# Given problem:
Return all the data below as it stands, minus the pictures.

_ _ _ _

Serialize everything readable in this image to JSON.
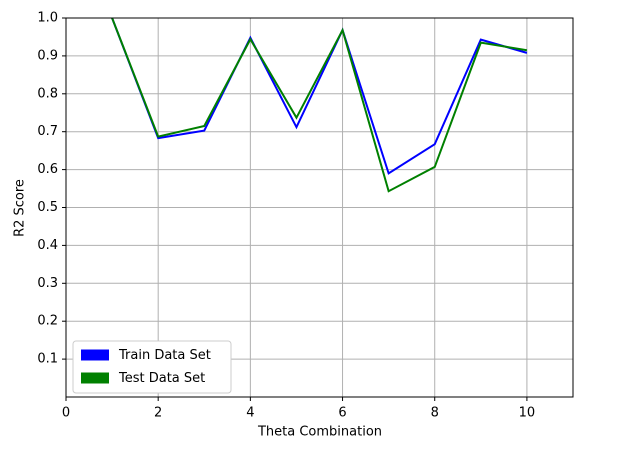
{
  "chart_data": {
    "type": "line",
    "x": [
      1,
      2,
      3,
      4,
      5,
      6,
      7,
      8,
      9,
      10
    ],
    "series": [
      {
        "name": "Train Data Set",
        "color": "#0000ff",
        "values": [
          1.0,
          0.683,
          0.703,
          0.948,
          0.712,
          0.968,
          0.59,
          0.667,
          0.943,
          0.908
        ]
      },
      {
        "name": "Test Data Set",
        "color": "#008000",
        "values": [
          1.0,
          0.687,
          0.715,
          0.944,
          0.737,
          0.968,
          0.543,
          0.607,
          0.935,
          0.915
        ]
      }
    ],
    "xlabel": "Theta Combination",
    "ylabel": "R2 Score",
    "xlim": [
      0,
      11
    ],
    "xticks": [
      0,
      2,
      4,
      6,
      8,
      10
    ],
    "ylim": [
      0,
      1
    ],
    "yticks": [
      0.1,
      0.2,
      0.3,
      0.4,
      0.5,
      0.6,
      0.7,
      0.8,
      0.9,
      {
        "value": 1,
        "label": "1.0"
      }
    ],
    "grid": true,
    "legend": "lower left"
  }
}
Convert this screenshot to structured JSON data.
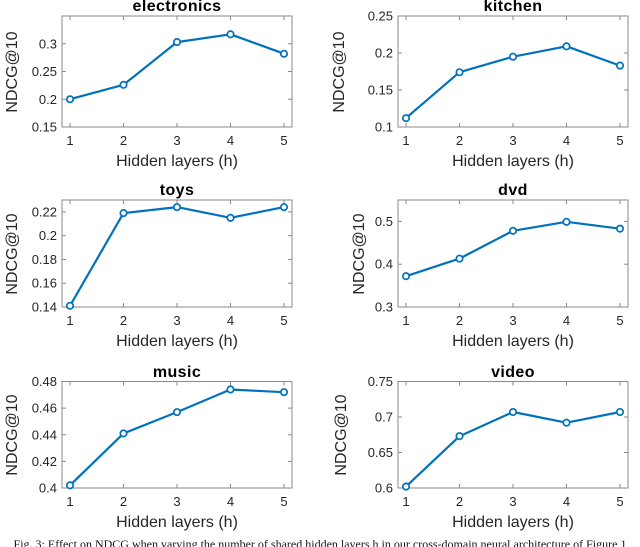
{
  "figure": {
    "caption": "Fig. 3: Effect on NDCG when varying the number of shared hidden layers h in our cross-domain neural architecture of Figure 1"
  },
  "style": {
    "line_color": "#0072BD",
    "axis_color": "#8a8a8a",
    "tick_text_color": "#262626",
    "title_color": "#000000",
    "marker_fill": "#ffffff",
    "background": "#ffffff"
  },
  "chart_data": [
    {
      "type": "line",
      "title": "electronics",
      "xlabel": "Hidden layers (h)",
      "ylabel": "NDCG@10",
      "x": [
        1,
        2,
        3,
        4,
        5
      ],
      "values": [
        0.2,
        0.226,
        0.303,
        0.317,
        0.282
      ],
      "xlim": [
        0.85,
        5.15
      ],
      "ylim": [
        0.15,
        0.35
      ],
      "xticks": [
        1,
        2,
        3,
        4,
        5
      ],
      "xtick_labels": [
        "1",
        "2",
        "3",
        "4",
        "5"
      ],
      "yticks": [
        0.15,
        0.2,
        0.25,
        0.3
      ],
      "ytick_labels": [
        "0.15",
        "0.2",
        "0.25",
        "0.3"
      ],
      "grid": false,
      "marker": "o"
    },
    {
      "type": "line",
      "title": "kitchen",
      "xlabel": "Hidden layers (h)",
      "ylabel": "NDCG@10",
      "x": [
        1,
        2,
        3,
        4,
        5
      ],
      "values": [
        0.112,
        0.174,
        0.195,
        0.209,
        0.183
      ],
      "xlim": [
        0.85,
        5.15
      ],
      "ylim": [
        0.1,
        0.25
      ],
      "xticks": [
        1,
        2,
        3,
        4,
        5
      ],
      "xtick_labels": [
        "1",
        "2",
        "3",
        "4",
        "5"
      ],
      "yticks": [
        0.1,
        0.15,
        0.2,
        0.25
      ],
      "ytick_labels": [
        "0.1",
        "0.15",
        "0.2",
        "0.25"
      ],
      "grid": false,
      "marker": "o"
    },
    {
      "type": "line",
      "title": "toys",
      "xlabel": "Hidden layers (h)",
      "ylabel": "NDCG@10",
      "x": [
        1,
        2,
        3,
        4,
        5
      ],
      "values": [
        0.141,
        0.219,
        0.224,
        0.215,
        0.224
      ],
      "xlim": [
        0.85,
        5.15
      ],
      "ylim": [
        0.14,
        0.23
      ],
      "xticks": [
        1,
        2,
        3,
        4,
        5
      ],
      "xtick_labels": [
        "1",
        "2",
        "3",
        "4",
        "5"
      ],
      "yticks": [
        0.14,
        0.16,
        0.18,
        0.2,
        0.22
      ],
      "ytick_labels": [
        "0.14",
        "0.16",
        "0.18",
        "0.2",
        "0.22"
      ],
      "grid": false,
      "marker": "o"
    },
    {
      "type": "line",
      "title": "dvd",
      "xlabel": "Hidden layers (h)",
      "ylabel": "NDCG@10",
      "x": [
        1,
        2,
        3,
        4,
        5
      ],
      "values": [
        0.372,
        0.413,
        0.478,
        0.499,
        0.483
      ],
      "xlim": [
        0.85,
        5.15
      ],
      "ylim": [
        0.3,
        0.55
      ],
      "xticks": [
        1,
        2,
        3,
        4,
        5
      ],
      "xtick_labels": [
        "1",
        "2",
        "3",
        "4",
        "5"
      ],
      "yticks": [
        0.3,
        0.4,
        0.5
      ],
      "ytick_labels": [
        "0.3",
        "0.4",
        "0.5"
      ],
      "grid": false,
      "marker": "o"
    },
    {
      "type": "line",
      "title": "music",
      "xlabel": "Hidden layers (h)",
      "ylabel": "NDCG@10",
      "x": [
        1,
        2,
        3,
        4,
        5
      ],
      "values": [
        0.402,
        0.441,
        0.457,
        0.474,
        0.472
      ],
      "xlim": [
        0.85,
        5.15
      ],
      "ylim": [
        0.4,
        0.48
      ],
      "xticks": [
        1,
        2,
        3,
        4,
        5
      ],
      "xtick_labels": [
        "1",
        "2",
        "3",
        "4",
        "5"
      ],
      "yticks": [
        0.4,
        0.42,
        0.44,
        0.46,
        0.48
      ],
      "ytick_labels": [
        "0.4",
        "0.42",
        "0.44",
        "0.46",
        "0.48"
      ],
      "grid": false,
      "marker": "o"
    },
    {
      "type": "line",
      "title": "video",
      "xlabel": "Hidden layers (h)",
      "ylabel": "NDCG@10",
      "x": [
        1,
        2,
        3,
        4,
        5
      ],
      "values": [
        0.602,
        0.673,
        0.707,
        0.692,
        0.707
      ],
      "xlim": [
        0.85,
        5.15
      ],
      "ylim": [
        0.6,
        0.75
      ],
      "xticks": [
        1,
        2,
        3,
        4,
        5
      ],
      "xtick_labels": [
        "1",
        "2",
        "3",
        "4",
        "5"
      ],
      "yticks": [
        0.6,
        0.65,
        0.7,
        0.75
      ],
      "ytick_labels": [
        "0.6",
        "0.65",
        "0.7",
        "0.75"
      ],
      "grid": false,
      "marker": "o"
    }
  ]
}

_ _ _ _

# Task response:
Serialize everything readable in this image to JSON.
{
  "chart_data": {
    "type": "line",
    "x": [
      1,
      2,
      3,
      4,
      5,
      6,
      7,
      8,
      9,
      10
    ],
    "series": [
      {
        "name": "Train Data Set",
        "color": "#0000ff",
        "values": [
          1.0,
          0.683,
          0.703,
          0.948,
          0.712,
          0.968,
          0.59,
          0.667,
          0.943,
          0.908
        ]
      },
      {
        "name": "Test Data Set",
        "color": "#008000",
        "values": [
          1.0,
          0.687,
          0.715,
          0.944,
          0.737,
          0.968,
          0.543,
          0.607,
          0.935,
          0.915
        ]
      }
    ],
    "xlabel": "Theta Combination",
    "ylabel": "R2 Score",
    "xlim": [
      0,
      11
    ],
    "xticks": [
      0,
      2,
      4,
      6,
      8,
      10
    ],
    "ylim": [
      0,
      1
    ],
    "yticks": [
      0.1,
      0.2,
      0.3,
      0.4,
      0.5,
      0.6,
      0.7,
      0.8,
      0.9,
      {
        "value": 1,
        "label": "1.0"
      }
    ],
    "grid": true,
    "legend": "lower left"
  }
}
Convert this screenshot to structured JSON data.
{
  "figure": {
    "caption": "Fig. 3: Effect on NDCG when varying the number of shared hidden layers h in our cross-domain neural architecture of Figure 1"
  },
  "style": {
    "line_color": "#0072BD",
    "axis_color": "#8a8a8a",
    "tick_text_color": "#262626",
    "title_color": "#000000",
    "marker_fill": "#ffffff",
    "background": "#ffffff"
  },
  "chart_data": [
    {
      "type": "line",
      "title": "electronics",
      "xlabel": "Hidden layers (h)",
      "ylabel": "NDCG@10",
      "x": [
        1,
        2,
        3,
        4,
        5
      ],
      "values": [
        0.2,
        0.226,
        0.303,
        0.317,
        0.282
      ],
      "xlim": [
        0.85,
        5.15
      ],
      "ylim": [
        0.15,
        0.35
      ],
      "xticks": [
        1,
        2,
        3,
        4,
        5
      ],
      "xtick_labels": [
        "1",
        "2",
        "3",
        "4",
        "5"
      ],
      "yticks": [
        0.15,
        0.2,
        0.25,
        0.3
      ],
      "ytick_labels": [
        "0.15",
        "0.2",
        "0.25",
        "0.3"
      ],
      "grid": false,
      "marker": "o"
    },
    {
      "type": "line",
      "title": "kitchen",
      "xlabel": "Hidden layers (h)",
      "ylabel": "NDCG@10",
      "x": [
        1,
        2,
        3,
        4,
        5
      ],
      "values": [
        0.112,
        0.174,
        0.195,
        0.209,
        0.183
      ],
      "xlim": [
        0.85,
        5.15
      ],
      "ylim": [
        0.1,
        0.25
      ],
      "xticks": [
        1,
        2,
        3,
        4,
        5
      ],
      "xtick_labels": [
        "1",
        "2",
        "3",
        "4",
        "5"
      ],
      "yticks": [
        0.1,
        0.15,
        0.2,
        0.25
      ],
      "ytick_labels": [
        "0.1",
        "0.15",
        "0.2",
        "0.25"
      ],
      "grid": false,
      "marker": "o"
    },
    {
      "type": "line",
      "title": "toys",
      "xlabel": "Hidden layers (h)",
      "ylabel": "NDCG@10",
      "x": [
        1,
        2,
        3,
        4,
        5
      ],
      "values": [
        0.141,
        0.219,
        0.224,
        0.215,
        0.224
      ],
      "xlim": [
        0.85,
        5.15
      ],
      "ylim": [
        0.14,
        0.23
      ],
      "xticks": [
        1,
        2,
        3,
        4,
        5
      ],
      "xtick_labels": [
        "1",
        "2",
        "3",
        "4",
        "5"
      ],
      "yticks": [
        0.14,
        0.16,
        0.18,
        0.2,
        0.22
      ],
      "ytick_labels": [
        "0.14",
        "0.16",
        "0.18",
        "0.2",
        "0.22"
      ],
      "grid": false,
      "marker": "o"
    },
    {
      "type": "line",
      "title": "dvd",
      "xlabel": "Hidden layers (h)",
      "ylabel": "NDCG@10",
      "x": [
        1,
        2,
        3,
        4,
        5
      ],
      "values": [
        0.372,
        0.413,
        0.478,
        0.499,
        0.483
      ],
      "xlim": [
        0.85,
        5.15
      ],
      "ylim": [
        0.3,
        0.55
      ],
      "xticks": [
        1,
        2,
        3,
        4,
        5
      ],
      "xtick_labels": [
        "1",
        "2",
        "3",
        "4",
        "5"
      ],
      "yticks": [
        0.3,
        0.4,
        0.5
      ],
      "ytick_labels": [
        "0.3",
        "0.4",
        "0.5"
      ],
      "grid": false,
      "marker": "o"
    },
    {
      "type": "line",
      "title": "music",
      "xlabel": "Hidden layers (h)",
      "ylabel": "NDCG@10",
      "x": [
        1,
        2,
        3,
        4,
        5
      ],
      "values": [
        0.402,
        0.441,
        0.457,
        0.474,
        0.472
      ],
      "xlim": [
        0.85,
        5.15
      ],
      "ylim": [
        0.4,
        0.48
      ],
      "xticks": [
        1,
        2,
        3,
        4,
        5
      ],
      "xtick_labels": [
        "1",
        "2",
        "3",
        "4",
        "5"
      ],
      "yticks": [
        0.4,
        0.42,
        0.44,
        0.46,
        0.48
      ],
      "ytick_labels": [
        "0.4",
        "0.42",
        "0.44",
        "0.46",
        "0.48"
      ],
      "grid": false,
      "marker": "o"
    },
    {
      "type": "line",
      "title": "video",
      "xlabel": "Hidden layers (h)",
      "ylabel": "NDCG@10",
      "x": [
        1,
        2,
        3,
        4,
        5
      ],
      "values": [
        0.602,
        0.673,
        0.707,
        0.692,
        0.707
      ],
      "xlim": [
        0.85,
        5.15
      ],
      "ylim": [
        0.6,
        0.75
      ],
      "xticks": [
        1,
        2,
        3,
        4,
        5
      ],
      "xtick_labels": [
        "1",
        "2",
        "3",
        "4",
        "5"
      ],
      "yticks": [
        0.6,
        0.65,
        0.7,
        0.75
      ],
      "ytick_labels": [
        "0.6",
        "0.65",
        "0.7",
        "0.75"
      ],
      "grid": false,
      "marker": "o"
    }
  ]
}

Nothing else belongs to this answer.